## RECORDS FOR THE TASK
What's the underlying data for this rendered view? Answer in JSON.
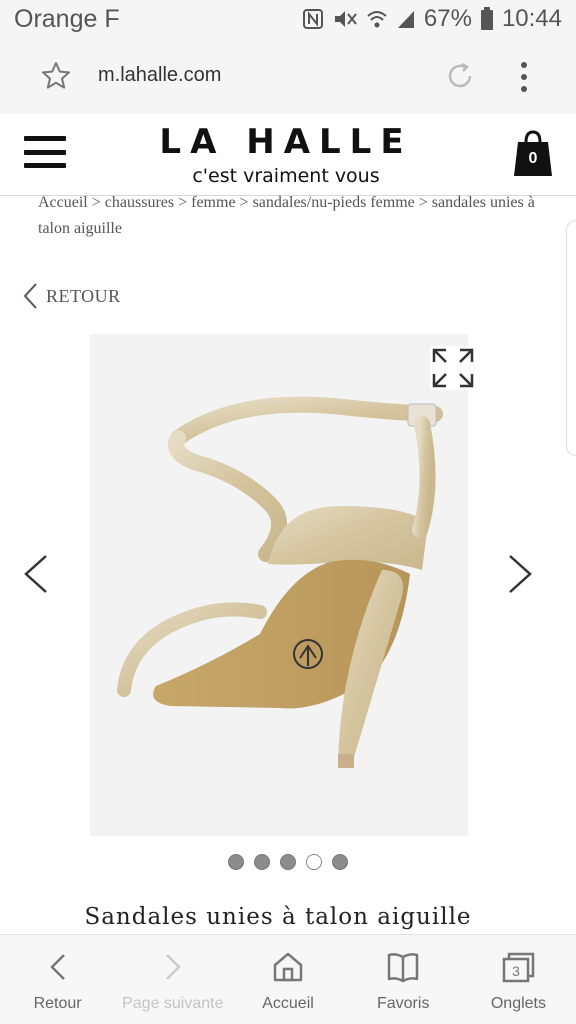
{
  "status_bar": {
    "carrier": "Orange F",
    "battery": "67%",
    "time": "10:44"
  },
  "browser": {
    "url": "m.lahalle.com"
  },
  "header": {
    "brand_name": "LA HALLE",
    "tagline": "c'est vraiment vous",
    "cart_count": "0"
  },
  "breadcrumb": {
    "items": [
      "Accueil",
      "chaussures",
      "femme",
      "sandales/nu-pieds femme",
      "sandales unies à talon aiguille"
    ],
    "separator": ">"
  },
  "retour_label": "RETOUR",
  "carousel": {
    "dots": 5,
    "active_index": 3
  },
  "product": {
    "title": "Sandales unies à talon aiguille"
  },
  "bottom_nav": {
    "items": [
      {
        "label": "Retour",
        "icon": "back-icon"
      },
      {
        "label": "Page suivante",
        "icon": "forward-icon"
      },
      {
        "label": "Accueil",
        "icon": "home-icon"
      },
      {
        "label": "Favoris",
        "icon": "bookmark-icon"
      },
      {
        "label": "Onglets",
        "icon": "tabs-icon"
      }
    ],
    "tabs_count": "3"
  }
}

## INSTRUCTIONS FOR THE TASK
Select every line in the records above that contains the word "talon".

## WRITTEN RESPONSE
      "sandales unies à talon aiguille"
    "title": "Sandales unies à talon aiguille"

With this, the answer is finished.